• Requirement: How many lines of these entries include the string "Spot"? State the number alone.

BEGIN Record set

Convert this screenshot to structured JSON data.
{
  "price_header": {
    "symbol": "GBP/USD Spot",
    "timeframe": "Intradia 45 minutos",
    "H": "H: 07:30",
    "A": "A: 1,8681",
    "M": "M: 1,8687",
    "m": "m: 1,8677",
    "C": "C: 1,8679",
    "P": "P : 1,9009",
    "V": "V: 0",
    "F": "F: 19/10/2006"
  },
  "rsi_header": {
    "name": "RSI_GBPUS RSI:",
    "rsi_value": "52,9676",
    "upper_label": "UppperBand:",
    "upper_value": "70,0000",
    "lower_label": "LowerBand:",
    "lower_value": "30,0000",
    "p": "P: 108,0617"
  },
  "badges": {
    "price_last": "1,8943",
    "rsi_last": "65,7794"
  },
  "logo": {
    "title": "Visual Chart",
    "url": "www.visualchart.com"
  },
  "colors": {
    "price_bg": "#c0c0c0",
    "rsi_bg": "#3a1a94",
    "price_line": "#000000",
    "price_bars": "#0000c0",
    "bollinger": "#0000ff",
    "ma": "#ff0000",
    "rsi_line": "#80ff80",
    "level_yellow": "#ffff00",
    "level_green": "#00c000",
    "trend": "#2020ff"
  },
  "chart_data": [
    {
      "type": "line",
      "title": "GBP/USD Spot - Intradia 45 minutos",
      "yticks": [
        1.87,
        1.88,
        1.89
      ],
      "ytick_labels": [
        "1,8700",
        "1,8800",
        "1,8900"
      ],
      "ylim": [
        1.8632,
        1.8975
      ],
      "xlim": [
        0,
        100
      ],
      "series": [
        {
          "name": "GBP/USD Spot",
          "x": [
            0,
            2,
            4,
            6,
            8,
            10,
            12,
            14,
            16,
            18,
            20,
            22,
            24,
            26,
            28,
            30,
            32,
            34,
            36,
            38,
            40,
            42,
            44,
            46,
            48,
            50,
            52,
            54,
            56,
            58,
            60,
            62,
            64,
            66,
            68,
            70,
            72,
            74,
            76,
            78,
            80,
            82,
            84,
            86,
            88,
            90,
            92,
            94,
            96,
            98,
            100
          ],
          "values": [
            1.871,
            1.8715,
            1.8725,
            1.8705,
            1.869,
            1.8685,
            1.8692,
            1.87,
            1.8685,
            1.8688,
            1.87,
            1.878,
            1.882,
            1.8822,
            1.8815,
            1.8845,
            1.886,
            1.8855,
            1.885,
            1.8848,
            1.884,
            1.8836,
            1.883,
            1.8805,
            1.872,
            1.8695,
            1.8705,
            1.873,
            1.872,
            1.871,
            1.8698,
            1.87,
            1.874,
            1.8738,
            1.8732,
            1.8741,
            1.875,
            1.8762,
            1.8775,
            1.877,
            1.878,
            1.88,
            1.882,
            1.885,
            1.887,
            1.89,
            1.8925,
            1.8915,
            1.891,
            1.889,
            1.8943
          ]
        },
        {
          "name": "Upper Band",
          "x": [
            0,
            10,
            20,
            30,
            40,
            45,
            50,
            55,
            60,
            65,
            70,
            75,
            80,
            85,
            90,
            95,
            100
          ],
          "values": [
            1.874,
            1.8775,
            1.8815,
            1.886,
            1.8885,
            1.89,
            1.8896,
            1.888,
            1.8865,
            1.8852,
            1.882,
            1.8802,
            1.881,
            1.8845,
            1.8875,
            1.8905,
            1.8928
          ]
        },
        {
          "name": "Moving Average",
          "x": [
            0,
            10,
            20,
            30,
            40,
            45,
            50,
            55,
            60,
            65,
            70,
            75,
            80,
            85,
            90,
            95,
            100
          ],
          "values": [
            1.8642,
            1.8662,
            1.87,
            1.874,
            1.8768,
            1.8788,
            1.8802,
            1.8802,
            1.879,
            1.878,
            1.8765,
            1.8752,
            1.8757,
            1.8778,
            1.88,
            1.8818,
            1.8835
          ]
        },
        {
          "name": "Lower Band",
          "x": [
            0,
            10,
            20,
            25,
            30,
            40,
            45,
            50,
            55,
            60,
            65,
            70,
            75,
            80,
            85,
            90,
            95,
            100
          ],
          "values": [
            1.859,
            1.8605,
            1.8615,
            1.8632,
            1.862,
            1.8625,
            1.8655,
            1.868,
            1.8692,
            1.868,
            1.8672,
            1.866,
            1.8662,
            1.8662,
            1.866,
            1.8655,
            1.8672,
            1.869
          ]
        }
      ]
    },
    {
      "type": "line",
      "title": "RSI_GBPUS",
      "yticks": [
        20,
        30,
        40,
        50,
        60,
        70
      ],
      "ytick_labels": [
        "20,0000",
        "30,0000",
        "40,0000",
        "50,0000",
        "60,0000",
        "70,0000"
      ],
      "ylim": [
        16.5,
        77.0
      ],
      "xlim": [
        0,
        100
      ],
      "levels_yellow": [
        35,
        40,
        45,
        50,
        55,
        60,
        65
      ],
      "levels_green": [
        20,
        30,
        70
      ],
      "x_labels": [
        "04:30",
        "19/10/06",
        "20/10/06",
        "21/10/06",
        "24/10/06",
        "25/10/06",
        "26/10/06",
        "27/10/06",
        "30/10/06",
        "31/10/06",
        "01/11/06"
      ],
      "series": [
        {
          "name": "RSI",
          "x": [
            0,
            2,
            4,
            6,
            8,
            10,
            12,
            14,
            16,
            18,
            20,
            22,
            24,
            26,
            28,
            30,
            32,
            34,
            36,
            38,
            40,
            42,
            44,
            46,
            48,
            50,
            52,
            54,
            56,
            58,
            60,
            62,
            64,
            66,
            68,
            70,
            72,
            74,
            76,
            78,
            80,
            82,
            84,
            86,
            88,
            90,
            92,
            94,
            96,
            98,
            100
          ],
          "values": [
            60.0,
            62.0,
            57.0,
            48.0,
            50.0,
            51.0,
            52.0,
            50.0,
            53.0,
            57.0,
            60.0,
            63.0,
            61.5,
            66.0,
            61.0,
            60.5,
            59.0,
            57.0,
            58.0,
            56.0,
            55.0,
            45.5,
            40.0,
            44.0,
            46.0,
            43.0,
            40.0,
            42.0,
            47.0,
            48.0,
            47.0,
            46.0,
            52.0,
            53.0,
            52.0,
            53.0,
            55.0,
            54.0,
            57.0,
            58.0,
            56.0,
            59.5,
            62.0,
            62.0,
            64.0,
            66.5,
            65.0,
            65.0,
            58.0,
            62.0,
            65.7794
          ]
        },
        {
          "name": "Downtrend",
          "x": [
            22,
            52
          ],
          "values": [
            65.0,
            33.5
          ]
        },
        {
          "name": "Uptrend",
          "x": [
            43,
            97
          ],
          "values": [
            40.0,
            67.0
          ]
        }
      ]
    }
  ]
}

END Record set

• Exercise result: 3